> _Task instructions_
Write the data out again exactly, dropping any images it holds.
** START The input **
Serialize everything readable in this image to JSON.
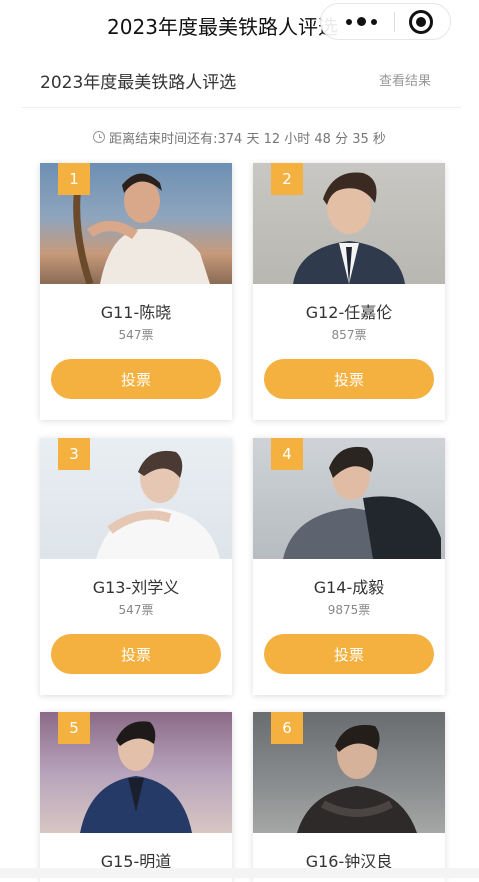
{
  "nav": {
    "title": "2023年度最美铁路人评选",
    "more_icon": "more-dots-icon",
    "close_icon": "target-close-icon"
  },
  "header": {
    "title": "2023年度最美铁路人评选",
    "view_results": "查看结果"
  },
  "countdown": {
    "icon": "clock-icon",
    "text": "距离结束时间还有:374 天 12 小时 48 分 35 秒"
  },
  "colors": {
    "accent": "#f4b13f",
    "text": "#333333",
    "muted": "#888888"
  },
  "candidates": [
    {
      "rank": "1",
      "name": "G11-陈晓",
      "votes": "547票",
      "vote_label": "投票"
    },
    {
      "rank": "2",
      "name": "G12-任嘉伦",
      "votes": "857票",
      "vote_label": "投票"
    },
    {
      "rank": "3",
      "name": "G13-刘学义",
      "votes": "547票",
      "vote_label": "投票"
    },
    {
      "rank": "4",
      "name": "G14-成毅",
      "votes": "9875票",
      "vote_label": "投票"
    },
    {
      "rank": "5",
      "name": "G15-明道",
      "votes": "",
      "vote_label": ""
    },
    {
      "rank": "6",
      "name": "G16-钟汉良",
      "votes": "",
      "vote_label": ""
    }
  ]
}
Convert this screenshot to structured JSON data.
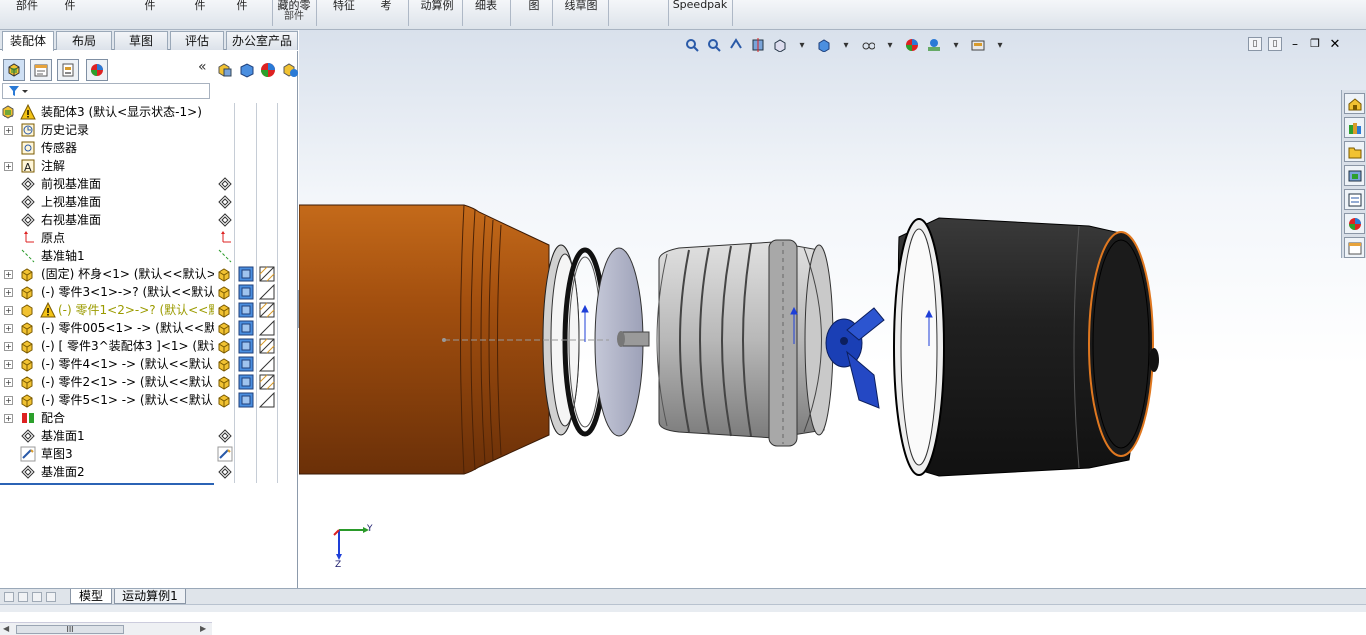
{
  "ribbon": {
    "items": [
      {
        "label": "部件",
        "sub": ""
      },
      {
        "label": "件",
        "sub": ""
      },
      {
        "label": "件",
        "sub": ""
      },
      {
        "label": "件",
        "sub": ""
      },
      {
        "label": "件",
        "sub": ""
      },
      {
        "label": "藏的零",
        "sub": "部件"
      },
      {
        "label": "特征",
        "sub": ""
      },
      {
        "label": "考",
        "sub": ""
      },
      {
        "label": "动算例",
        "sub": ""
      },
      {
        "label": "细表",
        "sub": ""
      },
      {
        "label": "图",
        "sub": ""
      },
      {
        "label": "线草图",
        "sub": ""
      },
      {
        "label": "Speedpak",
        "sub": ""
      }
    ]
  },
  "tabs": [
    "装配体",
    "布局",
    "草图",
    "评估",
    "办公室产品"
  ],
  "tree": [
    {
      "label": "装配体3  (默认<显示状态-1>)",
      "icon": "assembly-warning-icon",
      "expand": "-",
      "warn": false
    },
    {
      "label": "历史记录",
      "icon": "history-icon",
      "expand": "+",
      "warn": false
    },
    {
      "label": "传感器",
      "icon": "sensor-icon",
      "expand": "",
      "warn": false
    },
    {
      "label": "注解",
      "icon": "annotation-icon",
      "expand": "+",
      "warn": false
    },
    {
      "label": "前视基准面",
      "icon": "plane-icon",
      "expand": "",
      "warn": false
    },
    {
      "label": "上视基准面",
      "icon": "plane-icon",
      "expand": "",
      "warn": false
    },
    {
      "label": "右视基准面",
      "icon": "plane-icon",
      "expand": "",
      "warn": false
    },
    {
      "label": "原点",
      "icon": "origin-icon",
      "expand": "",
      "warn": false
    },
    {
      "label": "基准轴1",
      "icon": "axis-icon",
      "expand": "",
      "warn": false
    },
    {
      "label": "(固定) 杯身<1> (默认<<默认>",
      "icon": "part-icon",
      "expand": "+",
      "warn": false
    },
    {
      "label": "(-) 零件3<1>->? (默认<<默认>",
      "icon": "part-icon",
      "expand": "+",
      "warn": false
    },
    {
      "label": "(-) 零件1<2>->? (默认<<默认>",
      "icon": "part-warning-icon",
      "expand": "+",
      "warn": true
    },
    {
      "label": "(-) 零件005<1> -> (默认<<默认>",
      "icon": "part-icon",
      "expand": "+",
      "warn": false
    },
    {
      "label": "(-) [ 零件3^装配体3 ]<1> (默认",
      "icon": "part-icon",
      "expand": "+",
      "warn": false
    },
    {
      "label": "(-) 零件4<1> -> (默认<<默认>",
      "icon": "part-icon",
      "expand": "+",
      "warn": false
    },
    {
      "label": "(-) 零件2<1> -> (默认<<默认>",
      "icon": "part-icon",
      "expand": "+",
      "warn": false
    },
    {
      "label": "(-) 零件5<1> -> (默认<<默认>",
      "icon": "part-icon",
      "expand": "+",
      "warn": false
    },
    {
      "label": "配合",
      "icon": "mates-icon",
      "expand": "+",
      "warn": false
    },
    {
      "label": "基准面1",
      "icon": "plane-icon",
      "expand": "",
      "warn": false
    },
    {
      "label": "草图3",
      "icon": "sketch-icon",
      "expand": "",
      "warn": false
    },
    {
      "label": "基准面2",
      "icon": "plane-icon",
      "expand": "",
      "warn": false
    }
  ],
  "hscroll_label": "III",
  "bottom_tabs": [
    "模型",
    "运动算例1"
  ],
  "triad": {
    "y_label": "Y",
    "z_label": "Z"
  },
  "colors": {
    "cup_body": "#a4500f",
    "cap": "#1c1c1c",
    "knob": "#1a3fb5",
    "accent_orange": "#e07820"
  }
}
** END The input **
> _Response to the exercise_
Serialize everything readable in this image to JSON.
{
  "nav": {
    "title": "2023年度最美铁路人评选",
    "more_icon": "more-dots-icon",
    "close_icon": "target-close-icon"
  },
  "header": {
    "title": "2023年度最美铁路人评选",
    "view_results": "查看结果"
  },
  "countdown": {
    "icon": "clock-icon",
    "text": "距离结束时间还有:374 天 12 小时 48 分 35 秒"
  },
  "colors": {
    "accent": "#f4b13f",
    "text": "#333333",
    "muted": "#888888"
  },
  "candidates": [
    {
      "rank": "1",
      "name": "G11-陈晓",
      "votes": "547票",
      "vote_label": "投票"
    },
    {
      "rank": "2",
      "name": "G12-任嘉伦",
      "votes": "857票",
      "vote_label": "投票"
    },
    {
      "rank": "3",
      "name": "G13-刘学义",
      "votes": "547票",
      "vote_label": "投票"
    },
    {
      "rank": "4",
      "name": "G14-成毅",
      "votes": "9875票",
      "vote_label": "投票"
    },
    {
      "rank": "5",
      "name": "G15-明道",
      "votes": "",
      "vote_label": ""
    },
    {
      "rank": "6",
      "name": "G16-钟汉良",
      "votes": "",
      "vote_label": ""
    }
  ]
}
Convert this screenshot to structured JSON data.
{
  "ribbon": {
    "items": [
      {
        "label": "部件",
        "sub": ""
      },
      {
        "label": "件",
        "sub": ""
      },
      {
        "label": "件",
        "sub": ""
      },
      {
        "label": "件",
        "sub": ""
      },
      {
        "label": "件",
        "sub": ""
      },
      {
        "label": "藏的零",
        "sub": "部件"
      },
      {
        "label": "特征",
        "sub": ""
      },
      {
        "label": "考",
        "sub": ""
      },
      {
        "label": "动算例",
        "sub": ""
      },
      {
        "label": "细表",
        "sub": ""
      },
      {
        "label": "图",
        "sub": ""
      },
      {
        "label": "线草图",
        "sub": ""
      },
      {
        "label": "Speedpak",
        "sub": ""
      }
    ]
  },
  "tabs": [
    "装配体",
    "布局",
    "草图",
    "评估",
    "办公室产品"
  ],
  "tree": [
    {
      "label": "装配体3  (默认<显示状态-1>)",
      "icon": "assembly-warning-icon",
      "expand": "-",
      "warn": false
    },
    {
      "label": "历史记录",
      "icon": "history-icon",
      "expand": "+",
      "warn": false
    },
    {
      "label": "传感器",
      "icon": "sensor-icon",
      "expand": "",
      "warn": false
    },
    {
      "label": "注解",
      "icon": "annotation-icon",
      "expand": "+",
      "warn": false
    },
    {
      "label": "前视基准面",
      "icon": "plane-icon",
      "expand": "",
      "warn": false
    },
    {
      "label": "上视基准面",
      "icon": "plane-icon",
      "expand": "",
      "warn": false
    },
    {
      "label": "右视基准面",
      "icon": "plane-icon",
      "expand": "",
      "warn": false
    },
    {
      "label": "原点",
      "icon": "origin-icon",
      "expand": "",
      "warn": false
    },
    {
      "label": "基准轴1",
      "icon": "axis-icon",
      "expand": "",
      "warn": false
    },
    {
      "label": "(固定) 杯身<1> (默认<<默认>",
      "icon": "part-icon",
      "expand": "+",
      "warn": false
    },
    {
      "label": "(-) 零件3<1>->? (默认<<默认>",
      "icon": "part-icon",
      "expand": "+",
      "warn": false
    },
    {
      "label": "(-) 零件1<2>->? (默认<<默认>",
      "icon": "part-warning-icon",
      "expand": "+",
      "warn": true
    },
    {
      "label": "(-) 零件005<1> -> (默认<<默认>",
      "icon": "part-icon",
      "expand": "+",
      "warn": false
    },
    {
      "label": "(-) [ 零件3^装配体3 ]<1> (默认",
      "icon": "part-icon",
      "expand": "+",
      "warn": false
    },
    {
      "label": "(-) 零件4<1> -> (默认<<默认>",
      "icon": "part-icon",
      "expand": "+",
      "warn": false
    },
    {
      "label": "(-) 零件2<1> -> (默认<<默认>",
      "icon": "part-icon",
      "expand": "+",
      "warn": false
    },
    {
      "label": "(-) 零件5<1> -> (默认<<默认>",
      "icon": "part-icon",
      "expand": "+",
      "warn": false
    },
    {
      "label": "配合",
      "icon": "mates-icon",
      "expand": "+",
      "warn": false
    },
    {
      "label": "基准面1",
      "icon": "plane-icon",
      "expand": "",
      "warn": false
    },
    {
      "label": "草图3",
      "icon": "sketch-icon",
      "expand": "",
      "warn": false
    },
    {
      "label": "基准面2",
      "icon": "plane-icon",
      "expand": "",
      "warn": false
    }
  ],
  "hscroll_label": "III",
  "bottom_tabs": [
    "模型",
    "运动算例1"
  ],
  "triad": {
    "y_label": "Y",
    "z_label": "Z"
  },
  "colors": {
    "cup_body": "#a4500f",
    "cap": "#1c1c1c",
    "knob": "#1a3fb5",
    "accent_orange": "#e07820"
  }
}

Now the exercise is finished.